Send back all the data below, exactly as given.

## begin ENTRIES PROVIDED

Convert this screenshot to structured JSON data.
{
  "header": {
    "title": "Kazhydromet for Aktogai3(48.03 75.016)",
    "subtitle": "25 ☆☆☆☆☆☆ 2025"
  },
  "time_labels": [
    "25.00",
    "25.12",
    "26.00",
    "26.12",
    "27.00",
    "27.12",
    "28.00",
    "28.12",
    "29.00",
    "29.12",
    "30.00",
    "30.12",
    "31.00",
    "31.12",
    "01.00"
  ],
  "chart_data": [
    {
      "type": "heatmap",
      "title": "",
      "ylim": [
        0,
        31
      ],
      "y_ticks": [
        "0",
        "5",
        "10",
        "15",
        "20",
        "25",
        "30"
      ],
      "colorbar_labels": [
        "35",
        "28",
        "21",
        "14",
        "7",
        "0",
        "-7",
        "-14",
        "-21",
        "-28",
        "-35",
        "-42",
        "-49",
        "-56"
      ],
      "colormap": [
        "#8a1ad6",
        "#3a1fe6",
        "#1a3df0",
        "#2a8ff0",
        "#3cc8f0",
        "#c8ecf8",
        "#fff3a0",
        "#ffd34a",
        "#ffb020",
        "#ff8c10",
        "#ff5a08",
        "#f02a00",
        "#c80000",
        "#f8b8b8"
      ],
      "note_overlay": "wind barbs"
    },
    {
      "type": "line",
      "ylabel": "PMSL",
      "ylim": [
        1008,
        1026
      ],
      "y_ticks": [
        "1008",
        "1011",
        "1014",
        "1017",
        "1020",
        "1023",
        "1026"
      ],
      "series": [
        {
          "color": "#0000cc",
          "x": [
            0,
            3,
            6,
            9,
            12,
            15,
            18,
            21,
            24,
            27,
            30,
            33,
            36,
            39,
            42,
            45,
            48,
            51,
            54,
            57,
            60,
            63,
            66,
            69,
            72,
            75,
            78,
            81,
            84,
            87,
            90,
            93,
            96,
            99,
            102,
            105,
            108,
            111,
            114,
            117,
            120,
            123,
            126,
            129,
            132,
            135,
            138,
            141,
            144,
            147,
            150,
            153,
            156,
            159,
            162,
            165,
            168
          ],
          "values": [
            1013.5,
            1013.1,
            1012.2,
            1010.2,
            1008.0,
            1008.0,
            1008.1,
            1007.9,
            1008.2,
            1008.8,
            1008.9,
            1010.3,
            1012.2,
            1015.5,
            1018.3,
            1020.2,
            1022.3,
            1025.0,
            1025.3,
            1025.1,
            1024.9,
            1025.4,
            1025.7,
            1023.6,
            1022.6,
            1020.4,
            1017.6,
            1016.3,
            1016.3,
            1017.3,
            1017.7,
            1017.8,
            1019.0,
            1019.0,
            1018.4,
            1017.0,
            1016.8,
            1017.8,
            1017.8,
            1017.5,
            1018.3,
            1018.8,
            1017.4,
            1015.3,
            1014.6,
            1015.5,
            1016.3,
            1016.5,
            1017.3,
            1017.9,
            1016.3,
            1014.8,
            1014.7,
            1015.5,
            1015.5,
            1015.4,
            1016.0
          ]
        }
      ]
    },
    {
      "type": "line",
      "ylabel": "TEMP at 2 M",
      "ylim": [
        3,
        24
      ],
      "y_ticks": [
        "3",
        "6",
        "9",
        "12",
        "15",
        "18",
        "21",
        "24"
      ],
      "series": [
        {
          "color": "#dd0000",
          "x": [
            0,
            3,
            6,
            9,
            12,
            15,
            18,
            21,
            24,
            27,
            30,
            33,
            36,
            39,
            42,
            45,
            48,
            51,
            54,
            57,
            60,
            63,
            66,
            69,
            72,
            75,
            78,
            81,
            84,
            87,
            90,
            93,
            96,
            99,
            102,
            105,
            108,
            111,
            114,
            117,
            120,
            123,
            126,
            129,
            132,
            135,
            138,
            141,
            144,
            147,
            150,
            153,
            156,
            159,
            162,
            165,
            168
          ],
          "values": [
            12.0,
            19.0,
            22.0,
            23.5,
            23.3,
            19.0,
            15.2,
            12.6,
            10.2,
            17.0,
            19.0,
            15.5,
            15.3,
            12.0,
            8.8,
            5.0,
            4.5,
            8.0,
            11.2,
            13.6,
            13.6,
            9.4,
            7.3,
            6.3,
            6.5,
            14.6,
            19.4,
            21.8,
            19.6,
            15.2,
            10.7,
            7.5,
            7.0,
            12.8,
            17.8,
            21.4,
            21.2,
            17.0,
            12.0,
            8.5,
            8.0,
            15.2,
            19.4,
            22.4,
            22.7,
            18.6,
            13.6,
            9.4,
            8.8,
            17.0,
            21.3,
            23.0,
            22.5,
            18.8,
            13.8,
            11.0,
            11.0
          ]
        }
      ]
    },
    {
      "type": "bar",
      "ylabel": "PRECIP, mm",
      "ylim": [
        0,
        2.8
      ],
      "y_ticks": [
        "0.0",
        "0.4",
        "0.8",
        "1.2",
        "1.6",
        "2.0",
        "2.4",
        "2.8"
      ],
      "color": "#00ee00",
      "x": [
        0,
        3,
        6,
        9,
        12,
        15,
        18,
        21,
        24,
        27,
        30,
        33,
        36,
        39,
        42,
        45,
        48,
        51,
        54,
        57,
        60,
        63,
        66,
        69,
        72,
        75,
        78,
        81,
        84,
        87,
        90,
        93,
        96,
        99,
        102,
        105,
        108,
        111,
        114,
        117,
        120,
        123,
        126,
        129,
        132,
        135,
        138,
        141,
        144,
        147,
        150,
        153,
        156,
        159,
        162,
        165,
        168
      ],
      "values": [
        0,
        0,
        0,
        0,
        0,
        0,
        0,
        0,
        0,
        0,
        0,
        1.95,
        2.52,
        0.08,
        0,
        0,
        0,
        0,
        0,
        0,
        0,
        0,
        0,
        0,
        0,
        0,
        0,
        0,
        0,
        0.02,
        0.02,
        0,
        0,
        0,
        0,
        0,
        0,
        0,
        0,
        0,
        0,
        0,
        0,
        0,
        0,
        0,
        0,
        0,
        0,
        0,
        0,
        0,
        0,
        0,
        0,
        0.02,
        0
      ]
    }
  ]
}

## end ENTRIES PROVIDED

RESPONSE TO THIS TASK:
Convert this screenshot to structured JSON data.
{
  "header": {
    "title": "Kazhydromet for Aktogai3(48.03 75.016)",
    "subtitle": "25 ☆☆☆☆☆☆ 2025"
  },
  "time_labels": [
    "25.00",
    "25.12",
    "26.00",
    "26.12",
    "27.00",
    "27.12",
    "28.00",
    "28.12",
    "29.00",
    "29.12",
    "30.00",
    "30.12",
    "31.00",
    "31.12",
    "01.00"
  ],
  "chart_data": [
    {
      "type": "heatmap",
      "title": "",
      "ylim": [
        0,
        31
      ],
      "y_ticks": [
        "0",
        "5",
        "10",
        "15",
        "20",
        "25",
        "30"
      ],
      "colorbar_labels": [
        "35",
        "28",
        "21",
        "14",
        "7",
        "0",
        "-7",
        "-14",
        "-21",
        "-28",
        "-35",
        "-42",
        "-49",
        "-56"
      ],
      "colormap": [
        "#8a1ad6",
        "#3a1fe6",
        "#1a3df0",
        "#2a8ff0",
        "#3cc8f0",
        "#c8ecf8",
        "#fff3a0",
        "#ffd34a",
        "#ffb020",
        "#ff8c10",
        "#ff5a08",
        "#f02a00",
        "#c80000",
        "#f8b8b8"
      ],
      "note_overlay": "wind barbs"
    },
    {
      "type": "line",
      "ylabel": "PMSL",
      "ylim": [
        1008,
        1026
      ],
      "y_ticks": [
        "1008",
        "1011",
        "1014",
        "1017",
        "1020",
        "1023",
        "1026"
      ],
      "series": [
        {
          "color": "#0000cc",
          "x": [
            0,
            3,
            6,
            9,
            12,
            15,
            18,
            21,
            24,
            27,
            30,
            33,
            36,
            39,
            42,
            45,
            48,
            51,
            54,
            57,
            60,
            63,
            66,
            69,
            72,
            75,
            78,
            81,
            84,
            87,
            90,
            93,
            96,
            99,
            102,
            105,
            108,
            111,
            114,
            117,
            120,
            123,
            126,
            129,
            132,
            135,
            138,
            141,
            144,
            147,
            150,
            153,
            156,
            159,
            162,
            165,
            168
          ],
          "values": [
            1013.5,
            1013.1,
            1012.2,
            1010.2,
            1008.0,
            1008.0,
            1008.1,
            1007.9,
            1008.2,
            1008.8,
            1008.9,
            1010.3,
            1012.2,
            1015.5,
            1018.3,
            1020.2,
            1022.3,
            1025.0,
            1025.3,
            1025.1,
            1024.9,
            1025.4,
            1025.7,
            1023.6,
            1022.6,
            1020.4,
            1017.6,
            1016.3,
            1016.3,
            1017.3,
            1017.7,
            1017.8,
            1019.0,
            1019.0,
            1018.4,
            1017.0,
            1016.8,
            1017.8,
            1017.8,
            1017.5,
            1018.3,
            1018.8,
            1017.4,
            1015.3,
            1014.6,
            1015.5,
            1016.3,
            1016.5,
            1017.3,
            1017.9,
            1016.3,
            1014.8,
            1014.7,
            1015.5,
            1015.5,
            1015.4,
            1016.0
          ]
        }
      ]
    },
    {
      "type": "line",
      "ylabel": "TEMP at 2 M",
      "ylim": [
        3,
        24
      ],
      "y_ticks": [
        "3",
        "6",
        "9",
        "12",
        "15",
        "18",
        "21",
        "24"
      ],
      "series": [
        {
          "color": "#dd0000",
          "x": [
            0,
            3,
            6,
            9,
            12,
            15,
            18,
            21,
            24,
            27,
            30,
            33,
            36,
            39,
            42,
            45,
            48,
            51,
            54,
            57,
            60,
            63,
            66,
            69,
            72,
            75,
            78,
            81,
            84,
            87,
            90,
            93,
            96,
            99,
            102,
            105,
            108,
            111,
            114,
            117,
            120,
            123,
            126,
            129,
            132,
            135,
            138,
            141,
            144,
            147,
            150,
            153,
            156,
            159,
            162,
            165,
            168
          ],
          "values": [
            12.0,
            19.0,
            22.0,
            23.5,
            23.3,
            19.0,
            15.2,
            12.6,
            10.2,
            17.0,
            19.0,
            15.5,
            15.3,
            12.0,
            8.8,
            5.0,
            4.5,
            8.0,
            11.2,
            13.6,
            13.6,
            9.4,
            7.3,
            6.3,
            6.5,
            14.6,
            19.4,
            21.8,
            19.6,
            15.2,
            10.7,
            7.5,
            7.0,
            12.8,
            17.8,
            21.4,
            21.2,
            17.0,
            12.0,
            8.5,
            8.0,
            15.2,
            19.4,
            22.4,
            22.7,
            18.6,
            13.6,
            9.4,
            8.8,
            17.0,
            21.3,
            23.0,
            22.5,
            18.8,
            13.8,
            11.0,
            11.0
          ]
        }
      ]
    },
    {
      "type": "bar",
      "ylabel": "PRECIP, mm",
      "ylim": [
        0,
        2.8
      ],
      "y_ticks": [
        "0.0",
        "0.4",
        "0.8",
        "1.2",
        "1.6",
        "2.0",
        "2.4",
        "2.8"
      ],
      "color": "#00ee00",
      "x": [
        0,
        3,
        6,
        9,
        12,
        15,
        18,
        21,
        24,
        27,
        30,
        33,
        36,
        39,
        42,
        45,
        48,
        51,
        54,
        57,
        60,
        63,
        66,
        69,
        72,
        75,
        78,
        81,
        84,
        87,
        90,
        93,
        96,
        99,
        102,
        105,
        108,
        111,
        114,
        117,
        120,
        123,
        126,
        129,
        132,
        135,
        138,
        141,
        144,
        147,
        150,
        153,
        156,
        159,
        162,
        165,
        168
      ],
      "values": [
        0,
        0,
        0,
        0,
        0,
        0,
        0,
        0,
        0,
        0,
        0,
        1.95,
        2.52,
        0.08,
        0,
        0,
        0,
        0,
        0,
        0,
        0,
        0,
        0,
        0,
        0,
        0,
        0,
        0,
        0,
        0.02,
        0.02,
        0,
        0,
        0,
        0,
        0,
        0,
        0,
        0,
        0,
        0,
        0,
        0,
        0,
        0,
        0,
        0,
        0,
        0,
        0,
        0,
        0,
        0,
        0,
        0,
        0.02,
        0
      ]
    }
  ]
}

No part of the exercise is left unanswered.